Check each line of the data for "NATURE" and select those that have it.

■ Given information:
-- Begin --

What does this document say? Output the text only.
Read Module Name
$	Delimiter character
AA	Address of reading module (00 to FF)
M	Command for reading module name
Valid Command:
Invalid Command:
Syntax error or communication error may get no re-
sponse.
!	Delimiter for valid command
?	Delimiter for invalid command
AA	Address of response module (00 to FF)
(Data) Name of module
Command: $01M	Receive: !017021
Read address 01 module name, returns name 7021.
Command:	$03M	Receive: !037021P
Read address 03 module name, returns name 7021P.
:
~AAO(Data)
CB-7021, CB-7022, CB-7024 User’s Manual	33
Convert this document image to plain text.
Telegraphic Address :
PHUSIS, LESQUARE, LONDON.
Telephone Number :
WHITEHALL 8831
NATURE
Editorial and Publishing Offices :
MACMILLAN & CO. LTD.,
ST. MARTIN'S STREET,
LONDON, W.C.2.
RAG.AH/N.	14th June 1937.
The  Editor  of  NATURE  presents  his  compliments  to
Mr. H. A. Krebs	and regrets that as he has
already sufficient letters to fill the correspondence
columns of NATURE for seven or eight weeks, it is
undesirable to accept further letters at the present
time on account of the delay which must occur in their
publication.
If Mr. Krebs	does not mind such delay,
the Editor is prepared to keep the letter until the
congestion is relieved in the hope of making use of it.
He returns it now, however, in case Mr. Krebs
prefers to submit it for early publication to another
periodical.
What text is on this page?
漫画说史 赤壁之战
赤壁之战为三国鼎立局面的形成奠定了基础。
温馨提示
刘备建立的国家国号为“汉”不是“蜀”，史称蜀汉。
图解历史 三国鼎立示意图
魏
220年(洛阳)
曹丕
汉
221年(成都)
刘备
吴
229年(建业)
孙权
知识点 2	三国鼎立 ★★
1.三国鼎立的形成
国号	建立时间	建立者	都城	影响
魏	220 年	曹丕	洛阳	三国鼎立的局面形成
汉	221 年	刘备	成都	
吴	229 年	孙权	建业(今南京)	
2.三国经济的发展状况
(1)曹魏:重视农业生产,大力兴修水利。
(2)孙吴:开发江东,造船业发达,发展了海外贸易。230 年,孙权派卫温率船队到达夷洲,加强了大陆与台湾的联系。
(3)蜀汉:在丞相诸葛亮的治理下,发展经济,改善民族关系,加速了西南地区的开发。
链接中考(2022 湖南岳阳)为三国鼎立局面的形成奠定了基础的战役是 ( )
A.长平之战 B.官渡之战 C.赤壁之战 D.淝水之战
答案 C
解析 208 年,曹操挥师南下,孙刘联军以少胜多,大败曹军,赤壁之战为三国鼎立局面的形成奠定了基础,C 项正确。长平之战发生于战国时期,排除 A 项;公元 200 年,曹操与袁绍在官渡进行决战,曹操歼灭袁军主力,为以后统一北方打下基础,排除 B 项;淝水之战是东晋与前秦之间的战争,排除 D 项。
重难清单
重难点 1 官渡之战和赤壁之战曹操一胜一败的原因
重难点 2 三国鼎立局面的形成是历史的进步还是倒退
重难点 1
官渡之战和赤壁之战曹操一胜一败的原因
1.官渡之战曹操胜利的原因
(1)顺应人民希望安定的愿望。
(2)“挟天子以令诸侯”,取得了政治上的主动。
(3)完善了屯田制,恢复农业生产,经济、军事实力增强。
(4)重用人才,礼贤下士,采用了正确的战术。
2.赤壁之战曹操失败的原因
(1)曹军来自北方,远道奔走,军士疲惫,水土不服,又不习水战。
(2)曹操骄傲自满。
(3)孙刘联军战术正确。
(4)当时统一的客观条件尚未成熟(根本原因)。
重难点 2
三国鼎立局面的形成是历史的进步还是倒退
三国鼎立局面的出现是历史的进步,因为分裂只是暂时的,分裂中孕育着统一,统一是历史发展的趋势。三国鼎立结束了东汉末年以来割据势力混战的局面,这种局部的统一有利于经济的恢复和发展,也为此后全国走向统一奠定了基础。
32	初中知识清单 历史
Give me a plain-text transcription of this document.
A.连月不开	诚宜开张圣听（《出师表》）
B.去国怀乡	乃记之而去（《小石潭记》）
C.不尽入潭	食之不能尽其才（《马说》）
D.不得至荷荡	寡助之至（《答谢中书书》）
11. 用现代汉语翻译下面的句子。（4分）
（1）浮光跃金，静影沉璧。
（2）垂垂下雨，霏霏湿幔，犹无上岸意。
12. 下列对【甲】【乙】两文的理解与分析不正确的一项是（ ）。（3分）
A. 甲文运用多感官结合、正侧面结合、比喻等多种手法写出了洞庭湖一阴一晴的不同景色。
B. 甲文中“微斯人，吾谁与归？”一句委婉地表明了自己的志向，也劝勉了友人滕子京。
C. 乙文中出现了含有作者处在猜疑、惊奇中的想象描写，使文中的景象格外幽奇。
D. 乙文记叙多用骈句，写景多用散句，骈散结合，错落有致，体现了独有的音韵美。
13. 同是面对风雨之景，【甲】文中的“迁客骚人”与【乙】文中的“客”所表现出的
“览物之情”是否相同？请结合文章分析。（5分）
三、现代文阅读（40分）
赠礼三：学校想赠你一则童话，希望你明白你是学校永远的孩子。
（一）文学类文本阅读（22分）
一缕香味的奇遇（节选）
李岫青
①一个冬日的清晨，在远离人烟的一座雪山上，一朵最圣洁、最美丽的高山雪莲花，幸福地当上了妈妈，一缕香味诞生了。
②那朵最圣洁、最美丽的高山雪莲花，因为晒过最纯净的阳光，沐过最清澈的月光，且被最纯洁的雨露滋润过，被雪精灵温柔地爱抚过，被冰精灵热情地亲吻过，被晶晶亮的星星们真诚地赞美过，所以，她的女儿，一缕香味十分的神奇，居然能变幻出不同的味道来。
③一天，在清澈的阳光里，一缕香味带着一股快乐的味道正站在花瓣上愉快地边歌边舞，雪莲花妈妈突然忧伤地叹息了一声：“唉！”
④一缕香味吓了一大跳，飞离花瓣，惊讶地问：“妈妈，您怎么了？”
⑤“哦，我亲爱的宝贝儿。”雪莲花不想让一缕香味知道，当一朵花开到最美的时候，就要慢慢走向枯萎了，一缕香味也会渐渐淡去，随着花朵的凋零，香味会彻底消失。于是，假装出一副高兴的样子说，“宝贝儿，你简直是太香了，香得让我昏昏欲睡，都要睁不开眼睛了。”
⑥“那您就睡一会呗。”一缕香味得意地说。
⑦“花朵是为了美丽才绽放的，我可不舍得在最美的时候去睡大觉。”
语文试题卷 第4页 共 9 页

-- End --

■ Answer in full:
NATURE
The  Editor  of  NATURE  presents  his  compliments  to
columns of NATURE for seven or eight weeks, it is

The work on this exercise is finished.